The problem:
Below is the data. Give it again, complete and exact.

═════ Material to process ═════

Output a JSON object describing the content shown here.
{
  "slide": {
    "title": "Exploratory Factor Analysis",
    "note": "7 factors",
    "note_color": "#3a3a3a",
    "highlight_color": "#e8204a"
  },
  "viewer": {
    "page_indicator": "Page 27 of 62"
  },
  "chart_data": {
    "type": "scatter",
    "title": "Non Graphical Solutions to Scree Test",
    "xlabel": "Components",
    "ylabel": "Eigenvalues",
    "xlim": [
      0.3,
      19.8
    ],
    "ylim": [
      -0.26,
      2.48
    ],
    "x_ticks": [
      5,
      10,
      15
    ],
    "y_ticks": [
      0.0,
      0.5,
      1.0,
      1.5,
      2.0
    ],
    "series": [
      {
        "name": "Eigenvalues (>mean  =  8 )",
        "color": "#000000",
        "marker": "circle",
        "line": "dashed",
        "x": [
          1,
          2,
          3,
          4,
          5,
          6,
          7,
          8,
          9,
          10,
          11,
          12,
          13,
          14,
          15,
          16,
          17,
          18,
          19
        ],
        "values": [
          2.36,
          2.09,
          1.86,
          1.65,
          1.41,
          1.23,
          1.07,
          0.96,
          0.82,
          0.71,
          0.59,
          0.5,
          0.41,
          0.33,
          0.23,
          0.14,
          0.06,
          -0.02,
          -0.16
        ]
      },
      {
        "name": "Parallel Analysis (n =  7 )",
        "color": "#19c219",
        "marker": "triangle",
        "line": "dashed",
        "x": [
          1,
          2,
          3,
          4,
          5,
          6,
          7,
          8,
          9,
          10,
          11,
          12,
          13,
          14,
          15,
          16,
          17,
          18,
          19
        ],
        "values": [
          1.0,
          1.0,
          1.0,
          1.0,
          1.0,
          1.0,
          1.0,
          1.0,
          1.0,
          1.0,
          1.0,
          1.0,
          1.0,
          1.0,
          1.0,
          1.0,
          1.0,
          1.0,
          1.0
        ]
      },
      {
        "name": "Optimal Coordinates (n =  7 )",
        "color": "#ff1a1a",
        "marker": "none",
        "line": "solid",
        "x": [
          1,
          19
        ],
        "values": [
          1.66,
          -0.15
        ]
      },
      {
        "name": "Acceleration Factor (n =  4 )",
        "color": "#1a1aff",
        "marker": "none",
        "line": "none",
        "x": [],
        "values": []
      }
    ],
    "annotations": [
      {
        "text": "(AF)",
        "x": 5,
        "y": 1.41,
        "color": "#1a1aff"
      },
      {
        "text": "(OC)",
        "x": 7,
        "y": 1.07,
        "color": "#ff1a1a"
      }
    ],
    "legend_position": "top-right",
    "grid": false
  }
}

═════

Expected answer:
Output a JSON object describing the content shown here.
{
  "slide": {
    "title": "Exploratory Factor Analysis",
    "note": "7 factors",
    "note_color": "#3a3a3a",
    "highlight_color": "#e8204a"
  },
  "viewer": {
    "page_indicator": "Page 27 of 62"
  },
  "chart_data": {
    "type": "scatter",
    "title": "Non Graphical Solutions to Scree Test",
    "xlabel": "Components",
    "ylabel": "Eigenvalues",
    "xlim": [
      0.3,
      19.8
    ],
    "ylim": [
      -0.26,
      2.48
    ],
    "x_ticks": [
      5,
      10,
      15
    ],
    "y_ticks": [
      0.0,
      0.5,
      1.0,
      1.5,
      2.0
    ],
    "series": [
      {
        "name": "Eigenvalues (>mean  =  8 )",
        "color": "#000000",
        "marker": "circle",
        "line": "dashed",
        "x": [
          1,
          2,
          3,
          4,
          5,
          6,
          7,
          8,
          9,
          10,
          11,
          12,
          13,
          14,
          15,
          16,
          17,
          18,
          19
        ],
        "values": [
          2.36,
          2.09,
          1.86,
          1.65,
          1.41,
          1.23,
          1.07,
          0.96,
          0.82,
          0.71,
          0.59,
          0.5,
          0.41,
          0.33,
          0.23,
          0.14,
          0.06,
          -0.02,
          -0.16
        ]
      },
      {
        "name": "Parallel Analysis (n =  7 )",
        "color": "#19c219",
        "marker": "triangle",
        "line": "dashed",
        "x": [
          1,
          2,
          3,
          4,
          5,
          6,
          7,
          8,
          9,
          10,
          11,
          12,
          13,
          14,
          15,
          16,
          17,
          18,
          19
        ],
        "values": [
          1.0,
          1.0,
          1.0,
          1.0,
          1.0,
          1.0,
          1.0,
          1.0,
          1.0,
          1.0,
          1.0,
          1.0,
          1.0,
          1.0,
          1.0,
          1.0,
          1.0,
          1.0,
          1.0
        ]
      },
      {
        "name": "Optimal Coordinates (n =  7 )",
        "color": "#ff1a1a",
        "marker": "none",
        "line": "solid",
        "x": [
          1,
          19
        ],
        "values": [
          1.66,
          -0.15
        ]
      },
      {
        "name": "Acceleration Factor (n =  4 )",
        "color": "#1a1aff",
        "marker": "none",
        "line": "none",
        "x": [],
        "values": []
      }
    ],
    "annotations": [
      {
        "text": "(AF)",
        "x": 5,
        "y": 1.41,
        "color": "#1a1aff"
      },
      {
        "text": "(OC)",
        "x": 7,
        "y": 1.07,
        "color": "#ff1a1a"
      }
    ],
    "legend_position": "top-right",
    "grid": false
  }
}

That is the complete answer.